» **DIRECTIONS**
Reproduce the material exactly, omitting nothing.

» **DATA FOR THE TASK**
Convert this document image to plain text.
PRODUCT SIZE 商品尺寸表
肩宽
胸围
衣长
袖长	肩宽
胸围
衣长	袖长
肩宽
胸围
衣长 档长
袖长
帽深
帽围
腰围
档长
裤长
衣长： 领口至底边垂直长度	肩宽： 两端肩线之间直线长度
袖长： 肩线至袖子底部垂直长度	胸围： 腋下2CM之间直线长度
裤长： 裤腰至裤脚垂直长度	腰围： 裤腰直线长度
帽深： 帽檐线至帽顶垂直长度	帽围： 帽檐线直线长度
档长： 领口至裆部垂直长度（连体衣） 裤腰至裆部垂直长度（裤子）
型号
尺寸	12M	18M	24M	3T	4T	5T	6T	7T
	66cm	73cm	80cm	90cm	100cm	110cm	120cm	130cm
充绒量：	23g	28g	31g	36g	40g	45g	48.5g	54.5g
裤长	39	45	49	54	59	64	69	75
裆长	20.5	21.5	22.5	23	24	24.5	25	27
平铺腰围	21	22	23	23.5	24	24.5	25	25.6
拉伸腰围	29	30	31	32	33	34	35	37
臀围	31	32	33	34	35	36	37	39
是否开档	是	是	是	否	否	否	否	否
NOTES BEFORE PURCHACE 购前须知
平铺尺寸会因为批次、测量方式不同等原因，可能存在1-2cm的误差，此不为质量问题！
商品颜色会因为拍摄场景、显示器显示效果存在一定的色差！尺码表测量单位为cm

» **FULL ANSWER**
Convert this document image to plain text.
PRODUCT SIZE 商品尺寸表
肩宽
胸围
衣长
袖长	肩宽
胸围
衣长	袖长
肩宽
胸围
衣长 档长
袖长
帽深
帽围
腰围
档长
裤长
衣长： 领口至底边垂直长度	肩宽： 两端肩线之间直线长度
袖长： 肩线至袖子底部垂直长度	胸围： 腋下2CM之间直线长度
裤长： 裤腰至裤脚垂直长度	腰围： 裤腰直线长度
帽深： 帽檐线至帽顶垂直长度	帽围： 帽檐线直线长度
档长： 领口至裆部垂直长度（连体衣） 裤腰至裆部垂直长度（裤子）
型号
尺寸	12M	18M	24M	3T	4T	5T	6T	7T
	66cm	73cm	80cm	90cm	100cm	110cm	120cm	130cm
充绒量：	23g	28g	31g	36g	40g	45g	48.5g	54.5g
裤长	39	45	49	54	59	64	69	75
裆长	20.5	21.5	22.5	23	24	24.5	25	27
平铺腰围	21	22	23	23.5	24	24.5	25	25.6
拉伸腰围	29	30	31	32	33	34	35	37
臀围	31	32	33	34	35	36	37	39
是否开档	是	是	是	否	否	否	否	否
NOTES BEFORE PURCHACE 购前须知
平铺尺寸会因为批次、测量方式不同等原因，可能存在1-2cm的误差，此不为质量问题！
商品颜色会因为拍摄场景、显示器显示效果存在一定的色差！尺码表测量单位为cm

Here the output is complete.